(Excerpts from a figure dataset)
###

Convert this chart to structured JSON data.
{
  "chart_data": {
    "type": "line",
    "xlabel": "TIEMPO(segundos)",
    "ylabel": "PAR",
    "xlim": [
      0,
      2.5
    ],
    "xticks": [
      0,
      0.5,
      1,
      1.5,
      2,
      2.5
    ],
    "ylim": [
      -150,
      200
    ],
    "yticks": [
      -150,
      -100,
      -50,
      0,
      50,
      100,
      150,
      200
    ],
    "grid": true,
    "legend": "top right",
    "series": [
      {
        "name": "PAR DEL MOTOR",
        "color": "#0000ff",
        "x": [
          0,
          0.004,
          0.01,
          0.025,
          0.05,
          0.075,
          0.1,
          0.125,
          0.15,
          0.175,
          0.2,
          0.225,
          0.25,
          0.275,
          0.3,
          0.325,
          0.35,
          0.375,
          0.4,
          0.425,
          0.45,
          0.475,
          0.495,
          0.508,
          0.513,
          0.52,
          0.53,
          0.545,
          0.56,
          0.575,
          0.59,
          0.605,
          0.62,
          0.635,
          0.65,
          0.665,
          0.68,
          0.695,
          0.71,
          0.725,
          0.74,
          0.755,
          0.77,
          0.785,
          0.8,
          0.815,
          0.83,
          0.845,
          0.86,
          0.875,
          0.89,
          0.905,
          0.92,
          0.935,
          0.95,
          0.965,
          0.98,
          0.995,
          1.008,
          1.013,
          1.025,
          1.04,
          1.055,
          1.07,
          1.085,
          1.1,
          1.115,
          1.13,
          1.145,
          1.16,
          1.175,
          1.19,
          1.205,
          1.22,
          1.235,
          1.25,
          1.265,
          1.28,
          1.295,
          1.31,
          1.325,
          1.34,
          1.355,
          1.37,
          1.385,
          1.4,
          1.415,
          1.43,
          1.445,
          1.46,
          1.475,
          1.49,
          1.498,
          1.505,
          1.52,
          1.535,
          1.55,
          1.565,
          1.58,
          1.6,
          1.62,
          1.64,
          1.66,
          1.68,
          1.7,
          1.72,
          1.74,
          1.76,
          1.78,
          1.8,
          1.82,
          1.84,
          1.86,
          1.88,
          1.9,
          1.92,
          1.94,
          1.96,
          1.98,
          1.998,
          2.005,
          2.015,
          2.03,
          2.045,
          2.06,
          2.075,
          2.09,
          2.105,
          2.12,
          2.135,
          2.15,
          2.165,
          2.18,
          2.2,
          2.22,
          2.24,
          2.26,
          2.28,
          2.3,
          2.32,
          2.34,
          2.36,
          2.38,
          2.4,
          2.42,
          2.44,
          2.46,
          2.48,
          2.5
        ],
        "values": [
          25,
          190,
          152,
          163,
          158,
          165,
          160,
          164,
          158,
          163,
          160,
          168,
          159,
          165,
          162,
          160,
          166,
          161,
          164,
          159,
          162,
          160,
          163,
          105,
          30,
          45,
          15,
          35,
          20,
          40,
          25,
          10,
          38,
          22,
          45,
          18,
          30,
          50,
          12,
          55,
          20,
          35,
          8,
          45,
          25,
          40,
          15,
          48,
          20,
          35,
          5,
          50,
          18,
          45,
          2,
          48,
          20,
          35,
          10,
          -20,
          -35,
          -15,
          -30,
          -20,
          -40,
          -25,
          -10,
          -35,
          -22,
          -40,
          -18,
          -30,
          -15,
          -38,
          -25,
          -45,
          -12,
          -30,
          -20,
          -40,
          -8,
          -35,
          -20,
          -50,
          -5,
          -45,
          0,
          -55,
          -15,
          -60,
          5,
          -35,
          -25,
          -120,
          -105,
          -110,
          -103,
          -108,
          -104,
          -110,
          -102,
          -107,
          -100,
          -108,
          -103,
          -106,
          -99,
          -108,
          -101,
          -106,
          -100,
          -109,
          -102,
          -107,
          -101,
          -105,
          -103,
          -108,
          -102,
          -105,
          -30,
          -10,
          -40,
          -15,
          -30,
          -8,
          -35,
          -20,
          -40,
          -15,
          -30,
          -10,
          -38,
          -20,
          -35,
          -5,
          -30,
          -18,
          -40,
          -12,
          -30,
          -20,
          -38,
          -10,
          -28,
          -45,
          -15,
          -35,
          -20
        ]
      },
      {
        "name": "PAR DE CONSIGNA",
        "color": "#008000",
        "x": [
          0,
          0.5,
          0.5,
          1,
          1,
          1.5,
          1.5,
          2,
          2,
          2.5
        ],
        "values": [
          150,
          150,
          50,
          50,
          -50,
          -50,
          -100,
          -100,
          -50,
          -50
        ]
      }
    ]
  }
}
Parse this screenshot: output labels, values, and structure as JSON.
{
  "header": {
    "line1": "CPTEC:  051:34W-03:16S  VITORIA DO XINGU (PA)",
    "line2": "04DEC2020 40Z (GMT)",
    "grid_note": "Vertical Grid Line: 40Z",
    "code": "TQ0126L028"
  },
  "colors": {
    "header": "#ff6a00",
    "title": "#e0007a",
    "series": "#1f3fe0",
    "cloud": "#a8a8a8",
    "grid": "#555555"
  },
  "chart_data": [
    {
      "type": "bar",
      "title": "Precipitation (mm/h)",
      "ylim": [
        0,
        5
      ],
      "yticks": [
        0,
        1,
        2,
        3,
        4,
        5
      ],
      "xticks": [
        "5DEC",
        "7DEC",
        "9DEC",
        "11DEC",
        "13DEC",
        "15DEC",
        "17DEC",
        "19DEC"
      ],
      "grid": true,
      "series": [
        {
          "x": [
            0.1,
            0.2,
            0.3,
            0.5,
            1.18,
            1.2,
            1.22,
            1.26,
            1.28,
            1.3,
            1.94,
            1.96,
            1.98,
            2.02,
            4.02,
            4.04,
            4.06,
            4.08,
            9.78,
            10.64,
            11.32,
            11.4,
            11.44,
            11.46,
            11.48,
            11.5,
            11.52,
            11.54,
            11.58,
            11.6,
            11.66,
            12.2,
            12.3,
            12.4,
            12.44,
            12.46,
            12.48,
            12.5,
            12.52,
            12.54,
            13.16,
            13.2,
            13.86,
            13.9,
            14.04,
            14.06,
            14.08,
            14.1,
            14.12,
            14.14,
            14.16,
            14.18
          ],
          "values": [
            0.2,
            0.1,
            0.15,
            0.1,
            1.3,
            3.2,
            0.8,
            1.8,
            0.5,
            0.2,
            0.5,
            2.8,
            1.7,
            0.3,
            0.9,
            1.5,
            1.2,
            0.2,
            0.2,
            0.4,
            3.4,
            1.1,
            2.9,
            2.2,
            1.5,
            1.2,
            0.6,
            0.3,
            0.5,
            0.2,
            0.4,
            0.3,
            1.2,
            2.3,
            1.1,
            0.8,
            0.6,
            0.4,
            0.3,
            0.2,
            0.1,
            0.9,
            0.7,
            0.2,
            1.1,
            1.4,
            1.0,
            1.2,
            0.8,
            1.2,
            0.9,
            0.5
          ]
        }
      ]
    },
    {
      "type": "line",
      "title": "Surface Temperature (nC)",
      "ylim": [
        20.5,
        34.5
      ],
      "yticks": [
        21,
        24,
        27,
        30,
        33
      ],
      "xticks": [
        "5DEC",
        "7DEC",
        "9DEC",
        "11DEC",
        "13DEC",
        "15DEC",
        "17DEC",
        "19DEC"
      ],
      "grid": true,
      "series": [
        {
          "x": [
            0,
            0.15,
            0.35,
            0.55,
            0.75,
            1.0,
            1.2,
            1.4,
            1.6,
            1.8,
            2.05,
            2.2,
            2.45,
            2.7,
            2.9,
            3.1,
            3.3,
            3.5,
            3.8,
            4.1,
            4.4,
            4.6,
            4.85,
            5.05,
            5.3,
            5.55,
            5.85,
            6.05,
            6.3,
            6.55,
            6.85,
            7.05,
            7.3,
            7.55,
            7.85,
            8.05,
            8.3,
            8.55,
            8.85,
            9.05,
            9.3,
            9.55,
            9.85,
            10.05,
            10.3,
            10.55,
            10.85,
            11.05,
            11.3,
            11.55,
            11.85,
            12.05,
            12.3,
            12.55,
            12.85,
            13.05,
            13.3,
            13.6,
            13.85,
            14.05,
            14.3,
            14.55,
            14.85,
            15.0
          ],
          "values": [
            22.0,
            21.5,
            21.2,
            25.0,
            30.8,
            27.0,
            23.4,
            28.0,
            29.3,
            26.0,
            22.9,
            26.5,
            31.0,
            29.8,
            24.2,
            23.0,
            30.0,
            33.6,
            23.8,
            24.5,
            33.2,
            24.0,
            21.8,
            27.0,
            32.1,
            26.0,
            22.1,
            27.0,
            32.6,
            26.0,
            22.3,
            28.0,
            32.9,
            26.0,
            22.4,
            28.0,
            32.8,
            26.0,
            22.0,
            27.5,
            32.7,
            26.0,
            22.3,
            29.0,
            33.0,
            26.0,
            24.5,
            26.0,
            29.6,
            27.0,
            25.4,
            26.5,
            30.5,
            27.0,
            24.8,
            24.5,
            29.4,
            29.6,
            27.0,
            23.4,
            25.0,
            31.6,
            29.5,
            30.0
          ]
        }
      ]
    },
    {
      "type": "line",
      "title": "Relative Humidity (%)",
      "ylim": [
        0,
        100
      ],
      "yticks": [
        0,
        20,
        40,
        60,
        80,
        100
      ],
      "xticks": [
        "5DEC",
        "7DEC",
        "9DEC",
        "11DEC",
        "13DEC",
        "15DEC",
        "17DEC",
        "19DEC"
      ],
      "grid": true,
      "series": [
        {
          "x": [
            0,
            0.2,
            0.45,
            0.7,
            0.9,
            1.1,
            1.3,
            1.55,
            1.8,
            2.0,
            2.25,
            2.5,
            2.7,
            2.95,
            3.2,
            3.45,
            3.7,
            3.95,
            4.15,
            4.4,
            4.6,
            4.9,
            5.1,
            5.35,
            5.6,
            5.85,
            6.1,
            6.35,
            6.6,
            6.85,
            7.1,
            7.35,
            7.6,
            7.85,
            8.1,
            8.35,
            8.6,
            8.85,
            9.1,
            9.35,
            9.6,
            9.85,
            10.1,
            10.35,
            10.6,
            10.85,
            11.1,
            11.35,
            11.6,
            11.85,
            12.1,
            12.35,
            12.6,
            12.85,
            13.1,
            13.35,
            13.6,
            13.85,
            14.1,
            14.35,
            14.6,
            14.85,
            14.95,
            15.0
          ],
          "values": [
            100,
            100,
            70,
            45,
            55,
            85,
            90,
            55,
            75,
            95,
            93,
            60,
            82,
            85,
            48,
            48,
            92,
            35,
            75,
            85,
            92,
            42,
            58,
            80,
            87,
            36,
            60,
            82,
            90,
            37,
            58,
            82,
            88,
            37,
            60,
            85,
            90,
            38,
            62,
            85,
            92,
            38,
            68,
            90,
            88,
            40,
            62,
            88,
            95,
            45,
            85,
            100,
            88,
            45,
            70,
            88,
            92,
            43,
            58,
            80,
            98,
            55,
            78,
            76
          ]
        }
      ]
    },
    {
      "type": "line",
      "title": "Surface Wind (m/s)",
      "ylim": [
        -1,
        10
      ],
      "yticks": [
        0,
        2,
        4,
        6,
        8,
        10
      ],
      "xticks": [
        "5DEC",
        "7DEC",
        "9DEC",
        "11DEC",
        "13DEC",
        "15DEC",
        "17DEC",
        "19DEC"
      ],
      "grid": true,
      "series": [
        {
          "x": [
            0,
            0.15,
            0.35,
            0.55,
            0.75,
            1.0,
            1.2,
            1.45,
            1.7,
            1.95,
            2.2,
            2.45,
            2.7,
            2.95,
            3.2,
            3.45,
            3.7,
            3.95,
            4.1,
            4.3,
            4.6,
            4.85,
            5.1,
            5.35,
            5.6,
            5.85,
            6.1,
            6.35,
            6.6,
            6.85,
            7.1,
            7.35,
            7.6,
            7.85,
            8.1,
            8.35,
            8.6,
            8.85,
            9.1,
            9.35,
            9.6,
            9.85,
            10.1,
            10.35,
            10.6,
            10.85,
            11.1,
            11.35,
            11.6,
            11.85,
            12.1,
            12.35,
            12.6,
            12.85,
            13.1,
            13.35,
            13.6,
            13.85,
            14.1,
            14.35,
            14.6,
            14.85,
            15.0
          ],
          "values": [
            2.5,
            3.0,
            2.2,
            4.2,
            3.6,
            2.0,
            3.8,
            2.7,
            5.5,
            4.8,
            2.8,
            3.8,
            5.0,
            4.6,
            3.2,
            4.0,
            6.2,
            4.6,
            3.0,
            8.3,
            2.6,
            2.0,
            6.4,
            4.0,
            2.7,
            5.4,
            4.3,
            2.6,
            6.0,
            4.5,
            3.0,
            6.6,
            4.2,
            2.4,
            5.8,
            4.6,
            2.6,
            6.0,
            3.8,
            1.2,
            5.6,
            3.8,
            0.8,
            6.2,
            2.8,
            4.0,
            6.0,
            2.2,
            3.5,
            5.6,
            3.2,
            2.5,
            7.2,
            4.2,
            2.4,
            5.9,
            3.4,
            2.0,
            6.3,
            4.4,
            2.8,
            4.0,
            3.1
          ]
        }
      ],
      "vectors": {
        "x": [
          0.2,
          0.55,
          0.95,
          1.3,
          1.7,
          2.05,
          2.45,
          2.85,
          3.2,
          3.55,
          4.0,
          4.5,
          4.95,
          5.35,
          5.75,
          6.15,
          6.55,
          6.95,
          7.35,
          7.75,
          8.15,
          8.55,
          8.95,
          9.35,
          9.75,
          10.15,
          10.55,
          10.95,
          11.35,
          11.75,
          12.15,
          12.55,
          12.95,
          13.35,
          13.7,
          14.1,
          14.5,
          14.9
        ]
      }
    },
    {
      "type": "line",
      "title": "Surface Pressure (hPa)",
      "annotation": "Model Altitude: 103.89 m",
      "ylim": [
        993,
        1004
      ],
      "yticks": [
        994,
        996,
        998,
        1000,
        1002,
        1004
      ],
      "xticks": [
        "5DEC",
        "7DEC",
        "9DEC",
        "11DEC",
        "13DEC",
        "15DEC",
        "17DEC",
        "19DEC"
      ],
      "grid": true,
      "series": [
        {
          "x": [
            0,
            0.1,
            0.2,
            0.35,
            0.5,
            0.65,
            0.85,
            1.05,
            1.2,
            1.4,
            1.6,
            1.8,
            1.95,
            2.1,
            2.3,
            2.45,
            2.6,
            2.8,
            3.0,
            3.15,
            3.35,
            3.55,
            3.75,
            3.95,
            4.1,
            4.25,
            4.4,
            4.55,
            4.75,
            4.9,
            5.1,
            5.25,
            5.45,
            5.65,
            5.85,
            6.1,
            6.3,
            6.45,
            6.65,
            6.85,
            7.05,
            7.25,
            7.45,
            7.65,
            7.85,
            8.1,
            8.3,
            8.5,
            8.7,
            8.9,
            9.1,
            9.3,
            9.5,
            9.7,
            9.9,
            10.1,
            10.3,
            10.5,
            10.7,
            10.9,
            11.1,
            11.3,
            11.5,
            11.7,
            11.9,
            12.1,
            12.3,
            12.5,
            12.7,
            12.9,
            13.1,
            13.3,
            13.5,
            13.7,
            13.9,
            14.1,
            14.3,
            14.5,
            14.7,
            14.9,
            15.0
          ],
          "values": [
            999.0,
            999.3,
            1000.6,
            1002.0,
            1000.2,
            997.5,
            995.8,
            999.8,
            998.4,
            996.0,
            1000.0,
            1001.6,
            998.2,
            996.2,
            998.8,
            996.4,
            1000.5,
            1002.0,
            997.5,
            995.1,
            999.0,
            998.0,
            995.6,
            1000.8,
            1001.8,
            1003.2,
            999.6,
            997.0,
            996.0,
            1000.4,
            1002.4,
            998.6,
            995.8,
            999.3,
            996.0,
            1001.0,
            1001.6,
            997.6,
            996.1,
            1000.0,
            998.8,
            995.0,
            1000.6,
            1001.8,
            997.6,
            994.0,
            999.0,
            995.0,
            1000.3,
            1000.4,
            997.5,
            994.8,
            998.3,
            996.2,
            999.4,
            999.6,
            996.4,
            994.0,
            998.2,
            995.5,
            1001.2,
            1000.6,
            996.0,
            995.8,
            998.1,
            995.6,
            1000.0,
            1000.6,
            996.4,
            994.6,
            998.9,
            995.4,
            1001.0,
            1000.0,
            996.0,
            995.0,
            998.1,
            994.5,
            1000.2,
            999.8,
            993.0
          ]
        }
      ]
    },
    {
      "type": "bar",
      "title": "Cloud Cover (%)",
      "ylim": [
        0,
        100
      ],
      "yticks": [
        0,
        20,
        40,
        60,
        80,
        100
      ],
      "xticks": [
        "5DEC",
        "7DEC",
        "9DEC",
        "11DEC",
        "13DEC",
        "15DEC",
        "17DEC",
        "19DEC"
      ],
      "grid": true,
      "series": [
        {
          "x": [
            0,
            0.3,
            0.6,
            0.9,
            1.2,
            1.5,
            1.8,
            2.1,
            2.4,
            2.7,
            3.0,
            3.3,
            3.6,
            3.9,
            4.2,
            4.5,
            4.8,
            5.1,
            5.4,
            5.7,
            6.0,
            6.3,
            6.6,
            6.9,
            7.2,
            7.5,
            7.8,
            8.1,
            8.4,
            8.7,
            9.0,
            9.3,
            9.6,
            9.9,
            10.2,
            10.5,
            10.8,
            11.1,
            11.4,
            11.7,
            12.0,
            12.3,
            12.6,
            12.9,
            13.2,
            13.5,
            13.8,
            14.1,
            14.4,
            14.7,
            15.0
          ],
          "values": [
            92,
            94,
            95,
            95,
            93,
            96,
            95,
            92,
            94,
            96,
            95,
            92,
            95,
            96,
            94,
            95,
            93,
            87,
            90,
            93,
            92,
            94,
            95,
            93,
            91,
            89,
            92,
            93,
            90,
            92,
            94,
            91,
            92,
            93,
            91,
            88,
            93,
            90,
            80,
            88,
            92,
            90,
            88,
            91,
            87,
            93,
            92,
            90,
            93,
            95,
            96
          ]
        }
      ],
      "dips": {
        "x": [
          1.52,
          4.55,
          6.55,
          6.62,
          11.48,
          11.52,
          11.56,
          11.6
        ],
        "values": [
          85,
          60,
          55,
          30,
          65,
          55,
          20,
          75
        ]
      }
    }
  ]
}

###

Copy out every line of the data that includes "name".

▸ Correct output:
        "name": "PAR DEL MOTOR",
        "name": "PAR DE CONSIGNA",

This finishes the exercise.